Description of the task = Carry none of the pictures over; write out the complete data exactly.

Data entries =

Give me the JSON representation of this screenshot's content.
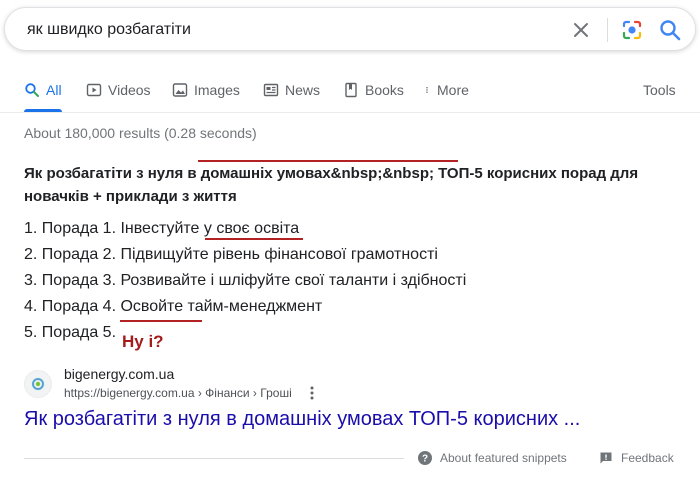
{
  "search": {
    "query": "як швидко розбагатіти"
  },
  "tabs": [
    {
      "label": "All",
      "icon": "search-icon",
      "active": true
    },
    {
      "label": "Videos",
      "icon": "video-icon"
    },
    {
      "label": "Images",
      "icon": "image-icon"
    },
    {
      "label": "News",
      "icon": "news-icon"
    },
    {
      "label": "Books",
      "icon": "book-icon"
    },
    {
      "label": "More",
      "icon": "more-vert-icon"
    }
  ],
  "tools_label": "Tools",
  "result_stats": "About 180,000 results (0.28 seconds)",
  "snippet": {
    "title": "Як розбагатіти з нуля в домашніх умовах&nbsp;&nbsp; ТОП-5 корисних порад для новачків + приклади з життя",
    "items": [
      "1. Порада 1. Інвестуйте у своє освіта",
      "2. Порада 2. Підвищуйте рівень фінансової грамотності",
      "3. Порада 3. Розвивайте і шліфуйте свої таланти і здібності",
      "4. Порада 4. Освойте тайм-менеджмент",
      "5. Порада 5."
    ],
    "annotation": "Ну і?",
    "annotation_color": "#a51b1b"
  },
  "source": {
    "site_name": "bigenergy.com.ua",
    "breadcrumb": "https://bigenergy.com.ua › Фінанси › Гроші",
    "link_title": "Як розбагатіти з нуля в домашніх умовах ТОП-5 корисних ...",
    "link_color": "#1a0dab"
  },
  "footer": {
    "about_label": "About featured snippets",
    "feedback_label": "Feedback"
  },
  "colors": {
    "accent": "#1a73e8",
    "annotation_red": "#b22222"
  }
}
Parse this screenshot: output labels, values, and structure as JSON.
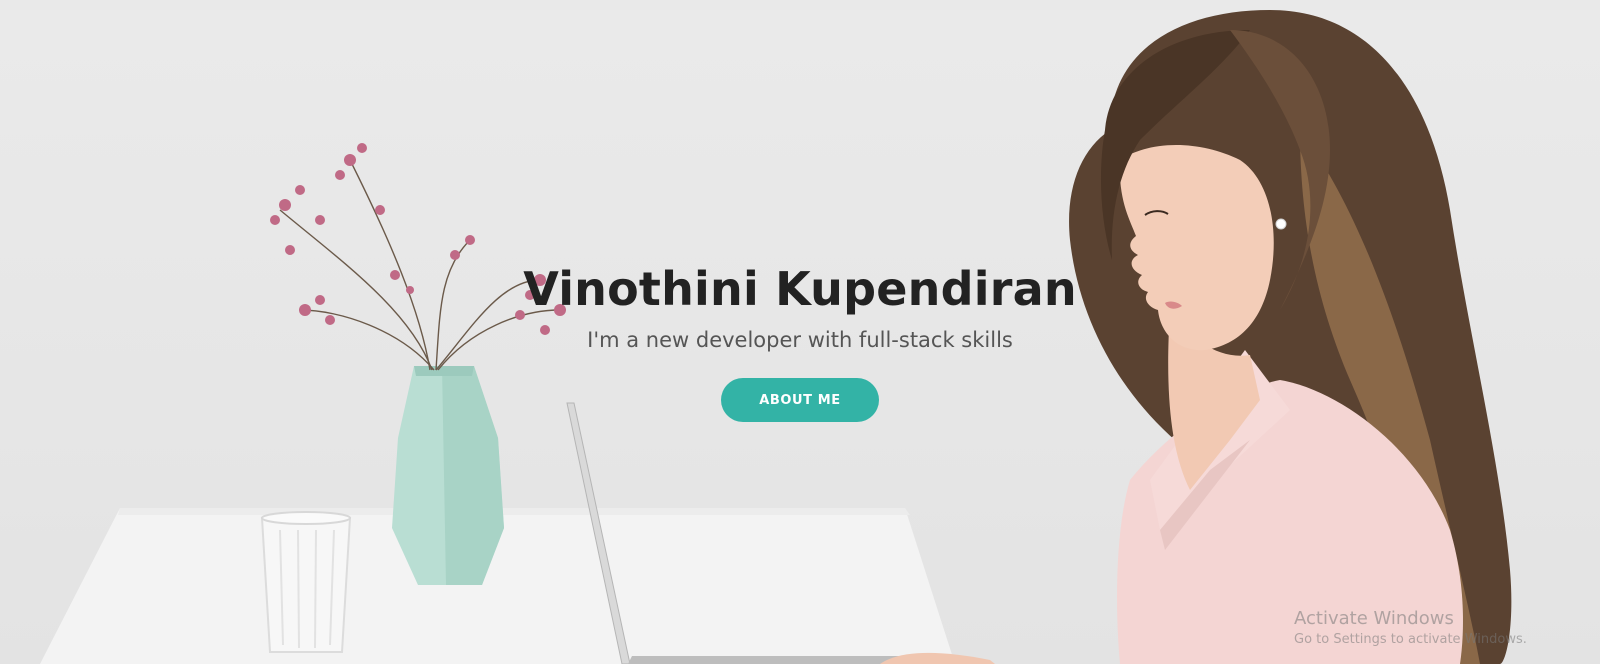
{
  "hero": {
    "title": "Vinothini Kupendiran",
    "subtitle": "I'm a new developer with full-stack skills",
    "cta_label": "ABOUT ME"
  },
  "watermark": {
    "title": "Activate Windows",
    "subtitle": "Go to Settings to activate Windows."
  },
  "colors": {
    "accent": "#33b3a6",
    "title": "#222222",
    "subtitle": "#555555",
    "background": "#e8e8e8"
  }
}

Full answer =
Give me the JSON representation of this screenshot's content.
{
  "search": {
    "query": "як швидко розбагатіти"
  },
  "tabs": [
    {
      "label": "All",
      "icon": "search-icon",
      "active": true
    },
    {
      "label": "Videos",
      "icon": "video-icon"
    },
    {
      "label": "Images",
      "icon": "image-icon"
    },
    {
      "label": "News",
      "icon": "news-icon"
    },
    {
      "label": "Books",
      "icon": "book-icon"
    },
    {
      "label": "More",
      "icon": "more-vert-icon"
    }
  ],
  "tools_label": "Tools",
  "result_stats": "About 180,000 results (0.28 seconds)",
  "snippet": {
    "title": "Як розбагатіти з нуля в домашніх умовах&nbsp;&nbsp; ТОП-5 корисних порад для новачків + приклади з життя",
    "items": [
      "1. Порада 1. Інвестуйте у своє освіта",
      "2. Порада 2. Підвищуйте рівень фінансової грамотності",
      "3. Порада 3. Розвивайте і шліфуйте свої таланти і здібності",
      "4. Порада 4. Освойте тайм-менеджмент",
      "5. Порада 5."
    ],
    "annotation": "Ну і?",
    "annotation_color": "#a51b1b"
  },
  "source": {
    "site_name": "bigenergy.com.ua",
    "breadcrumb": "https://bigenergy.com.ua › Фінанси › Гроші",
    "link_title": "Як розбагатіти з нуля в домашніх умовах ТОП-5 корисних ...",
    "link_color": "#1a0dab"
  },
  "footer": {
    "about_label": "About featured snippets",
    "feedback_label": "Feedback"
  },
  "colors": {
    "accent": "#1a73e8",
    "annotation_red": "#b22222"
  }
}
Parse this screenshot: output labels, values, and structure as JSON.
{
  "hero": {
    "title": "Vinothini Kupendiran",
    "subtitle": "I'm a new developer with full-stack skills",
    "cta_label": "ABOUT ME"
  },
  "watermark": {
    "title": "Activate Windows",
    "subtitle": "Go to Settings to activate Windows."
  },
  "colors": {
    "accent": "#33b3a6",
    "title": "#222222",
    "subtitle": "#555555",
    "background": "#e8e8e8"
  }
}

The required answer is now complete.